**Exercise aim**
Of all the lines in the records, how many hold the word "Ganga"? Answer with the number only.

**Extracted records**
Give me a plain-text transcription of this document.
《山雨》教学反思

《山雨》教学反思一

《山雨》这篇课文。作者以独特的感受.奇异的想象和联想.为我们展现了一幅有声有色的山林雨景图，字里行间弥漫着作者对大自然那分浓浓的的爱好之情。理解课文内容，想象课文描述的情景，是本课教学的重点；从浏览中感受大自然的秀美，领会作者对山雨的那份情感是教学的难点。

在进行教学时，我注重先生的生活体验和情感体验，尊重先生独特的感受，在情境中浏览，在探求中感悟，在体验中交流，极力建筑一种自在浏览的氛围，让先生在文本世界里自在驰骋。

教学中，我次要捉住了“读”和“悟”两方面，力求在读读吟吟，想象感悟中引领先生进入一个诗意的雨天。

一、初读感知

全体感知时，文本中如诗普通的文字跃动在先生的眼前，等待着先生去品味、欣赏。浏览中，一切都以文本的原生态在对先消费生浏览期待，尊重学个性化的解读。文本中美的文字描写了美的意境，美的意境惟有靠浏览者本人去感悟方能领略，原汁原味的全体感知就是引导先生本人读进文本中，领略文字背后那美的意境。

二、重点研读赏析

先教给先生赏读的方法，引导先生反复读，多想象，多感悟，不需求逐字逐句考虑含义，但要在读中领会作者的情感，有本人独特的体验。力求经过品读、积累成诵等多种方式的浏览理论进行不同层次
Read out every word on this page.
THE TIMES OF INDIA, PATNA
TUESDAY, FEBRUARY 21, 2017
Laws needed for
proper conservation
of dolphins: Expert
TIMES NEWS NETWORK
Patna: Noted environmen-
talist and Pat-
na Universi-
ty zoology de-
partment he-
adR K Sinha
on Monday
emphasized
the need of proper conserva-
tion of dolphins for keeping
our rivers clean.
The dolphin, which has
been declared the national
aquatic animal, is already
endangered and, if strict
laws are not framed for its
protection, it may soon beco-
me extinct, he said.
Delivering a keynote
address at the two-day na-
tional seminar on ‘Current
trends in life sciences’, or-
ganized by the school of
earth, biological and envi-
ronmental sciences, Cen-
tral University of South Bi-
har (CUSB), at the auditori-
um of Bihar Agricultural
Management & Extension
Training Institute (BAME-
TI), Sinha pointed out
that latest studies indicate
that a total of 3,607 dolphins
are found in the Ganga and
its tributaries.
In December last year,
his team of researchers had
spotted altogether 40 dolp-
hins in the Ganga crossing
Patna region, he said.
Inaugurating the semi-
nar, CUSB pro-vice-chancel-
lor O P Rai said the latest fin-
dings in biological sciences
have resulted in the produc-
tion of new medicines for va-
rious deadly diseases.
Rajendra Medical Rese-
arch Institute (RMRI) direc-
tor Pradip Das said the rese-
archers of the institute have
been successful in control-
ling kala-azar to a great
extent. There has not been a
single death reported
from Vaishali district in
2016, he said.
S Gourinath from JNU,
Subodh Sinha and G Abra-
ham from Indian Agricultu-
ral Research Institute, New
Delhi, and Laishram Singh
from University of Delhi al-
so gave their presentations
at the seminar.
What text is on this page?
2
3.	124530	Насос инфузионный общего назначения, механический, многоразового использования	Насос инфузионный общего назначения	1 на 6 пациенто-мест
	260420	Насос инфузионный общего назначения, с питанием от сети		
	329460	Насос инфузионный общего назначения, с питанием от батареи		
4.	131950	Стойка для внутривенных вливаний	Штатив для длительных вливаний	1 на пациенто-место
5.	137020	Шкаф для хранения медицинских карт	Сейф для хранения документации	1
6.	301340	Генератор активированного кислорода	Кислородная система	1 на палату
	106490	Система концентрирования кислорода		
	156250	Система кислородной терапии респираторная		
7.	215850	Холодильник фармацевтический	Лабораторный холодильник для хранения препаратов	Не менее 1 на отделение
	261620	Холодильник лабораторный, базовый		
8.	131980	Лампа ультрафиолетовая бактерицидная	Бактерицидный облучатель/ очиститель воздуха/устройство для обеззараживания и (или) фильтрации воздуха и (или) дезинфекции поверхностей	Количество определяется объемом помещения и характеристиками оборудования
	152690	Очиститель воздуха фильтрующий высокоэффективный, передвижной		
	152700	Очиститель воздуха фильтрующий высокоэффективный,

**Result**
2